> ENTRIES SHOWN

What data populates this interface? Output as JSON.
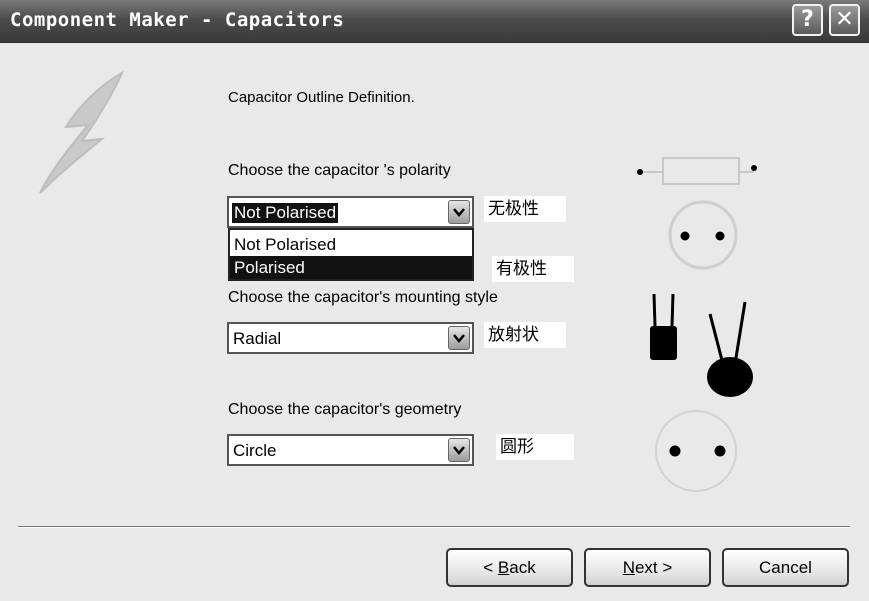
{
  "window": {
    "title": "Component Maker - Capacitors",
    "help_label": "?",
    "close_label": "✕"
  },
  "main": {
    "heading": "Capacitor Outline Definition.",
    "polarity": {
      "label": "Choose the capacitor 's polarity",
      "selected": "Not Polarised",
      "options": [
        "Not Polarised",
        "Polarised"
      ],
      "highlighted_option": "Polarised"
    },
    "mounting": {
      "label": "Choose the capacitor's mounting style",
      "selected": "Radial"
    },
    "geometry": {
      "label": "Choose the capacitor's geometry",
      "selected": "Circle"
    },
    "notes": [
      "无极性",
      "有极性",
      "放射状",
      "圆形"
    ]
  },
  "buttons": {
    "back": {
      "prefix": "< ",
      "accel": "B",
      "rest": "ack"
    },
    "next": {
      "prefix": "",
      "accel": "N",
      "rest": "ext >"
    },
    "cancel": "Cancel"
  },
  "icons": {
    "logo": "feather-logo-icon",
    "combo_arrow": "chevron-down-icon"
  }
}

* * *

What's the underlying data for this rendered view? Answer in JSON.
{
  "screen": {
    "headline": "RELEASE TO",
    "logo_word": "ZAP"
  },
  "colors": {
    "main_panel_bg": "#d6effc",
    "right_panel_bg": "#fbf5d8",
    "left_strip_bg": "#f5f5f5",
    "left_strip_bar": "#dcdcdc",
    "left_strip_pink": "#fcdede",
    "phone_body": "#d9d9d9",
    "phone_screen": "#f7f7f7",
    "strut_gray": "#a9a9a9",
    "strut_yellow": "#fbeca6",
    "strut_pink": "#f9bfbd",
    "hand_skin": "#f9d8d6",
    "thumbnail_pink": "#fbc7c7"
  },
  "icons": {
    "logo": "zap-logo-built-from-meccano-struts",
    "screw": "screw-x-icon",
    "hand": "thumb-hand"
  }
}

> GIVEN EXERCISE
List all lines holding the string "Polarised".

> RESULT BELOW
      "selected": "Not Polarised",
        "Not Polarised",
        "Polarised"
      "highlighted_option": "Polarised"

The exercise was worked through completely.